**Written instruction:** Each record is to be printed again precisely as it reads.

[Items from a data source]

● ● ●

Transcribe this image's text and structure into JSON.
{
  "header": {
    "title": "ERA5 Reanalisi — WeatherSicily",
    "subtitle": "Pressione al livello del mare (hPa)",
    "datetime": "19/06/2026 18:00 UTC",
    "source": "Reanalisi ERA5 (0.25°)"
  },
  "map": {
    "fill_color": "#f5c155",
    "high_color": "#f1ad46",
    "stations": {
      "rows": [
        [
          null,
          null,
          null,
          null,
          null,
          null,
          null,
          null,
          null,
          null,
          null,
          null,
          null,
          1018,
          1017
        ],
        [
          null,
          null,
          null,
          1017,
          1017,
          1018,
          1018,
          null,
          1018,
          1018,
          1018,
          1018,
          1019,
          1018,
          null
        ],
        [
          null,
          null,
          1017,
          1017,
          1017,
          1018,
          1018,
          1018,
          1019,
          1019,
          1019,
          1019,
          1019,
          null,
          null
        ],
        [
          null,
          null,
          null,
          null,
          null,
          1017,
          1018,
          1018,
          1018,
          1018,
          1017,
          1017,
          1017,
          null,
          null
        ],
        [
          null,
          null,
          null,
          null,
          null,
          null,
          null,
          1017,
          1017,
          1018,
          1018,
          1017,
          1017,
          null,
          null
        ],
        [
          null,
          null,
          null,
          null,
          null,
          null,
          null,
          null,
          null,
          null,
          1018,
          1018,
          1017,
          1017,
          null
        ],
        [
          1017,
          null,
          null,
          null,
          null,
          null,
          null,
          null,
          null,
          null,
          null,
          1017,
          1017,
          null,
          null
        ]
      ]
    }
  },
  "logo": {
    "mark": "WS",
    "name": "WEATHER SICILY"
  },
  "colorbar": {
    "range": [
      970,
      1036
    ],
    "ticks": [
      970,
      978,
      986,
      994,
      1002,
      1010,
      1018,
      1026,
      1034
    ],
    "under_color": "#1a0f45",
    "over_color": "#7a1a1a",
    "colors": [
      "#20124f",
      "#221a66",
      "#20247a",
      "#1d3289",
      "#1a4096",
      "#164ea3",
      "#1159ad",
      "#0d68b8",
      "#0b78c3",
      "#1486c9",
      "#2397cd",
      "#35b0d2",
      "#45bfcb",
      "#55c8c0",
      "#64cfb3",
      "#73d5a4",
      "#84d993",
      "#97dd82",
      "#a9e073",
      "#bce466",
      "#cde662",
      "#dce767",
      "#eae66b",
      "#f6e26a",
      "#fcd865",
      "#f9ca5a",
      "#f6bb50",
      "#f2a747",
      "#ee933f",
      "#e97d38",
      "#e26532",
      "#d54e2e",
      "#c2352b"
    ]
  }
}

● ● ●

**Solved exercise:**
Transcribe this image's text and structure into JSON.
{
  "header": {
    "title": "ERA5 Reanalisi — WeatherSicily",
    "subtitle": "Pressione al livello del mare (hPa)",
    "datetime": "19/06/2026 18:00 UTC",
    "source": "Reanalisi ERA5 (0.25°)"
  },
  "map": {
    "fill_color": "#f5c155",
    "high_color": "#f1ad46",
    "stations": {
      "rows": [
        [
          null,
          null,
          null,
          null,
          null,
          null,
          null,
          null,
          null,
          null,
          null,
          null,
          null,
          1018,
          1017
        ],
        [
          null,
          null,
          null,
          1017,
          1017,
          1018,
          1018,
          null,
          1018,
          1018,
          1018,
          1018,
          1019,
          1018,
          null
        ],
        [
          null,
          null,
          1017,
          1017,
          1017,
          1018,
          1018,
          1018,
          1019,
          1019,
          1019,
          1019,
          1019,
          null,
          null
        ],
        [
          null,
          null,
          null,
          null,
          null,
          1017,
          1018,
          1018,
          1018,
          1018,
          1017,
          1017,
          1017,
          null,
          null
        ],
        [
          null,
          null,
          null,
          null,
          null,
          null,
          null,
          1017,
          1017,
          1018,
          1018,
          1017,
          1017,
          null,
          null
        ],
        [
          null,
          null,
          null,
          null,
          null,
          null,
          null,
          null,
          null,
          null,
          1018,
          1018,
          1017,
          1017,
          null
        ],
        [
          1017,
          null,
          null,
          null,
          null,
          null,
          null,
          null,
          null,
          null,
          null,
          1017,
          1017,
          null,
          null
        ]
      ]
    }
  },
  "logo": {
    "mark": "WS",
    "name": "WEATHER SICILY"
  },
  "colorbar": {
    "range": [
      970,
      1036
    ],
    "ticks": [
      970,
      978,
      986,
      994,
      1002,
      1010,
      1018,
      1026,
      1034
    ],
    "under_color": "#1a0f45",
    "over_color": "#7a1a1a",
    "colors": [
      "#20124f",
      "#221a66",
      "#20247a",
      "#1d3289",
      "#1a4096",
      "#164ea3",
      "#1159ad",
      "#0d68b8",
      "#0b78c3",
      "#1486c9",
      "#2397cd",
      "#35b0d2",
      "#45bfcb",
      "#55c8c0",
      "#64cfb3",
      "#73d5a4",
      "#84d993",
      "#97dd82",
      "#a9e073",
      "#bce466",
      "#cde662",
      "#dce767",
      "#eae66b",
      "#f6e26a",
      "#fcd865",
      "#f9ca5a",
      "#f6bb50",
      "#f2a747",
      "#ee933f",
      "#e97d38",
      "#e26532",
      "#d54e2e",
      "#c2352b"
    ]
  }
}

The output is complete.